Goal of the exercise
Output every line below without omitting or altering anything.

------ Given data ------

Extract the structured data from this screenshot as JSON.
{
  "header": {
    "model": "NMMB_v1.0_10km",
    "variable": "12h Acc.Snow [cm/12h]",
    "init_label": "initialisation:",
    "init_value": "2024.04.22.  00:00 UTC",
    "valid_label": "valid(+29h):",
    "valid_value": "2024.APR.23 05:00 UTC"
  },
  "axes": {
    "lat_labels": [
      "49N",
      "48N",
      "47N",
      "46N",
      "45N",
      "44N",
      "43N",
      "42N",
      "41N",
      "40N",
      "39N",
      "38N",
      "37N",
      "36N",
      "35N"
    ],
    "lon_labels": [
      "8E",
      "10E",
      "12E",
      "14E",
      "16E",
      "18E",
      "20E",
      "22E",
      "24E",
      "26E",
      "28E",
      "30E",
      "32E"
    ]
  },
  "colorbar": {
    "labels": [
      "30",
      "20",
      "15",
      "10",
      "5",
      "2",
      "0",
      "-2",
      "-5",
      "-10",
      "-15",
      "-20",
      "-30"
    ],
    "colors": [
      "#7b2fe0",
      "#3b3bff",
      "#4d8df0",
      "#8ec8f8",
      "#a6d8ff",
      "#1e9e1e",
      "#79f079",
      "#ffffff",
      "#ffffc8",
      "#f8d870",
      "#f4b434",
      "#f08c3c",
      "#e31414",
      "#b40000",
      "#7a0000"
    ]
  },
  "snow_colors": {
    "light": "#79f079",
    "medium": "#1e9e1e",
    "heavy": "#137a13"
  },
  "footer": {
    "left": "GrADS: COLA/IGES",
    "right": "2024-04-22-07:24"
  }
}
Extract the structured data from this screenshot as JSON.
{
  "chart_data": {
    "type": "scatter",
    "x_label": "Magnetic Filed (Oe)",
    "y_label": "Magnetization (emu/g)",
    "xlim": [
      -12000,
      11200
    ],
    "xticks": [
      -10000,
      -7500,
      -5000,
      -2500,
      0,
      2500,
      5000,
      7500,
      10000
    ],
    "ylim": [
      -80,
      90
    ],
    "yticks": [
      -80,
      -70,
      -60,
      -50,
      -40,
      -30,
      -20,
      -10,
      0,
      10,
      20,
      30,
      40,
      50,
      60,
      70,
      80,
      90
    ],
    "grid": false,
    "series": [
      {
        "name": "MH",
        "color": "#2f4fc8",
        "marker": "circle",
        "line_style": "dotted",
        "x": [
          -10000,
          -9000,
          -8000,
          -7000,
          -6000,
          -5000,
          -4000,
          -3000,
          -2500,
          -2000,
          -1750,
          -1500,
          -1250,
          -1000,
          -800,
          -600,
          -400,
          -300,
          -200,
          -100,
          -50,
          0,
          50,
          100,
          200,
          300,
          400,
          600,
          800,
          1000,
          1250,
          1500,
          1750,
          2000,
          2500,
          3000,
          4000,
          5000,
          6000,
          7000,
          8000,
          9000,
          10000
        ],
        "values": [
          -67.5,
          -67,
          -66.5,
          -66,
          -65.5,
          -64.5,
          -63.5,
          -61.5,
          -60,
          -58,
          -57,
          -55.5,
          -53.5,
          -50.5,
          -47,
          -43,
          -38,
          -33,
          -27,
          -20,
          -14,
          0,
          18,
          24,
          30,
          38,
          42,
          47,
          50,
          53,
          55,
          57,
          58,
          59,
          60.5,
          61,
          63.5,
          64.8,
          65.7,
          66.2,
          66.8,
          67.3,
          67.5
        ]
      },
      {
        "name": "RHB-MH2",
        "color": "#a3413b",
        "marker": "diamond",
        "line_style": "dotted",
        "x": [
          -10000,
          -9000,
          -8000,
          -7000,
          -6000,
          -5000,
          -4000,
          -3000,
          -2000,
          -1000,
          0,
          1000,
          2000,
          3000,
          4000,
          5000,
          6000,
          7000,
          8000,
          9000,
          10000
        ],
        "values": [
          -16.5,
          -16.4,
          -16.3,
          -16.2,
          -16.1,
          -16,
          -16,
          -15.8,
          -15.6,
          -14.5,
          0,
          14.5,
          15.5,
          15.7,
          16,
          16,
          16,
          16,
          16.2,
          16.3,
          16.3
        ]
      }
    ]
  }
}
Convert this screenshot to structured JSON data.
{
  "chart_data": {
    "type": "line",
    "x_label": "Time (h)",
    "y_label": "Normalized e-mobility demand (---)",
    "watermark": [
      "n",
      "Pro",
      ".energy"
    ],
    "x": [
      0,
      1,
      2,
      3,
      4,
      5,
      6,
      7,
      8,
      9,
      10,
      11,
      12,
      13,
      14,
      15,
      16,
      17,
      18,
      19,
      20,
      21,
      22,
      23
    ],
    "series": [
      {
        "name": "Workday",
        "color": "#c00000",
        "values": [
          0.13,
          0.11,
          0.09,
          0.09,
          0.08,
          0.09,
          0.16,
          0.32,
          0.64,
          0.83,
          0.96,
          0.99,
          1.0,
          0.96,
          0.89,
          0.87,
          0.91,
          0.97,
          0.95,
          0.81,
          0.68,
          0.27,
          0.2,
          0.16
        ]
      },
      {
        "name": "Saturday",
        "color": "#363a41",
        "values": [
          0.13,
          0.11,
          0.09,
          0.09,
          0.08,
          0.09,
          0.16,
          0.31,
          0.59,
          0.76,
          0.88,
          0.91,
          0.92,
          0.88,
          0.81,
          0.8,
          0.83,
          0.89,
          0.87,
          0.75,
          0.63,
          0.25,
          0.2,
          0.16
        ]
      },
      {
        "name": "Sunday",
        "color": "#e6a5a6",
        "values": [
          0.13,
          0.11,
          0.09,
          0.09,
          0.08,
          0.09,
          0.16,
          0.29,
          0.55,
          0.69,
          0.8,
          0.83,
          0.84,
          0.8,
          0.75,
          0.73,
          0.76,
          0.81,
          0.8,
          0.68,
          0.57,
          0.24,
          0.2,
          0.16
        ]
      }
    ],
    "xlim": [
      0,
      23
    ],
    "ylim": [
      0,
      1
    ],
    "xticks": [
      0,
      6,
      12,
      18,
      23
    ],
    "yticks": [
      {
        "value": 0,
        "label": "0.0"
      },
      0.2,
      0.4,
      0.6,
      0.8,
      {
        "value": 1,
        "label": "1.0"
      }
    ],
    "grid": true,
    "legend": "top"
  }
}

------

Answer to the task
Extract the structured data from this screenshot as JSON.
{
  "header": {
    "model": "NMMB_v1.0_10km",
    "variable": "12h Acc.Snow [cm/12h]",
    "init_label": "initialisation:",
    "init_value": "2024.04.22.  00:00 UTC",
    "valid_label": "valid(+29h):",
    "valid_value": "2024.APR.23 05:00 UTC"
  },
  "axes": {
    "lat_labels": [
      "49N",
      "48N",
      "47N",
      "46N",
      "45N",
      "44N",
      "43N",
      "42N",
      "41N",
      "40N",
      "39N",
      "38N",
      "37N",
      "36N",
      "35N"
    ],
    "lon_labels": [
      "8E",
      "10E",
      "12E",
      "14E",
      "16E",
      "18E",
      "20E",
      "22E",
      "24E",
      "26E",
      "28E",
      "30E",
      "32E"
    ]
  },
  "colorbar": {
    "labels": [
      "30",
      "20",
      "15",
      "10",
      "5",
      "2",
      "0",
      "-2",
      "-5",
      "-10",
      "-15",
      "-20",
      "-30"
    ],
    "colors": [
      "#7b2fe0",
      "#3b3bff",
      "#4d8df0",
      "#8ec8f8",
      "#a6d8ff",
      "#1e9e1e",
      "#79f079",
      "#ffffff",
      "#ffffc8",
      "#f8d870",
      "#f4b434",
      "#f08c3c",
      "#e31414",
      "#b40000",
      "#7a0000"
    ]
  },
  "snow_colors": {
    "light": "#79f079",
    "medium": "#1e9e1e",
    "heavy": "#137a13"
  },
  "footer": {
    "left": "GrADS: COLA/IGES",
    "right": "2024-04-22-07:24"
  }
}
Extract the structured data from this screenshot as JSON.
{
  "chart_data": {
    "type": "scatter",
    "x_label": "Magnetic Filed (Oe)",
    "y_label": "Magnetization (emu/g)",
    "xlim": [
      -12000,
      11200
    ],
    "xticks": [
      -10000,
      -7500,
      -5000,
      -2500,
      0,
      2500,
      5000,
      7500,
      10000
    ],
    "ylim": [
      -80,
      90
    ],
    "yticks": [
      -80,
      -70,
      -60,
      -50,
      -40,
      -30,
      -20,
      -10,
      0,
      10,
      20,
      30,
      40,
      50,
      60,
      70,
      80,
      90
    ],
    "grid": false,
    "series": [
      {
        "name": "MH",
        "color": "#2f4fc8",
        "marker": "circle",
        "line_style": "dotted",
        "x": [
          -10000,
          -9000,
          -8000,
          -7000,
          -6000,
          -5000,
          -4000,
          -3000,
          -2500,
          -2000,
          -1750,
          -1500,
          -1250,
          -1000,
          -800,
          -600,
          -400,
          -300,
          -200,
          -100,
          -50,
          0,
          50,
          100,
          200,
          300,
          400,
          600,
          800,
          1000,
          1250,
          1500,
          1750,
          2000,
          2500,
          3000,
          4000,
          5000,
          6000,
          7000,
          8000,
          9000,
          10000
        ],
        "values": [
          -67.5,
          -67,
          -66.5,
          -66,
          -65.5,
          -64.5,
          -63.5,
          -61.5,
          -60,
          -58,
          -57,
          -55.5,
          -53.5,
          -50.5,
          -47,
          -43,
          -38,
          -33,
          -27,
          -20,
          -14,
          0,
          18,
          24,
          30,
          38,
          42,
          47,
          50,
          53,
          55,
          57,
          58,
          59,
          60.5,
          61,
          63.5,
          64.8,
          65.7,
          66.2,
          66.8,
          67.3,
          67.5
        ]
      },
      {
        "name": "RHB-MH2",
        "color": "#a3413b",
        "marker": "diamond",
        "line_style": "dotted",
        "x": [
          -10000,
          -9000,
          -8000,
          -7000,
          -6000,
          -5000,
          -4000,
          -3000,
          -2000,
          -1000,
          0,
          1000,
          2000,
          3000,
          4000,
          5000,
          6000,
          7000,
          8000,
          9000,
          10000
        ],
        "values": [
          -16.5,
          -16.4,
          -16.3,
          -16.2,
          -16.1,
          -16,
          -16,
          -15.8,
          -15.6,
          -14.5,
          0,
          14.5,
          15.5,
          15.7,
          16,
          16,
          16,
          16,
          16.2,
          16.3,
          16.3
        ]
      }
    ]
  }
}
Convert this screenshot to structured JSON data.
{
  "chart_data": {
    "type": "line",
    "x_label": "Time (h)",
    "y_label": "Normalized e-mobility demand (---)",
    "watermark": [
      "n",
      "Pro",
      ".energy"
    ],
    "x": [
      0,
      1,
      2,
      3,
      4,
      5,
      6,
      7,
      8,
      9,
      10,
      11,
      12,
      13,
      14,
      15,
      16,
      17,
      18,
      19,
      20,
      21,
      22,
      23
    ],
    "series": [
      {
        "name": "Workday",
        "color": "#c00000",
        "values": [
          0.13,
          0.11,
          0.09,
          0.09,
          0.08,
          0.09,
          0.16,
          0.32,
          0.64,
          0.83,
          0.96,
          0.99,
          1.0,
          0.96,
          0.89,
          0.87,
          0.91,
          0.97,
          0.95,
          0.81,
          0.68,
          0.27,
          0.2,
          0.16
        ]
      },
      {
        "name": "Saturday",
        "color": "#363a41",
        "values": [
          0.13,
          0.11,
          0.09,
          0.09,
          0.08,
          0.09,
          0.16,
          0.31,
          0.59,
          0.76,
          0.88,
          0.91,
          0.92,
          0.88,
          0.81,
          0.8,
          0.83,
          0.89,
          0.87,
          0.75,
          0.63,
          0.25,
          0.2,
          0.16
        ]
      },
      {
        "name": "Sunday",
        "color": "#e6a5a6",
        "values": [
          0.13,
          0.11,
          0.09,
          0.09,
          0.08,
          0.09,
          0.16,
          0.29,
          0.55,
          0.69,
          0.8,
          0.83,
          0.84,
          0.8,
          0.75,
          0.73,
          0.76,
          0.81,
          0.8,
          0.68,
          0.57,
          0.24,
          0.2,
          0.16
        ]
      }
    ],
    "xlim": [
      0,
      23
    ],
    "ylim": [
      0,
      1
    ],
    "xticks": [
      0,
      6,
      12,
      18,
      23
    ],
    "yticks": [
      {
        "value": 0,
        "label": "0.0"
      },
      0.2,
      0.4,
      0.6,
      0.8,
      {
        "value": 1,
        "label": "1.0"
      }
    ],
    "grid": true,
    "legend": "top"
  }
}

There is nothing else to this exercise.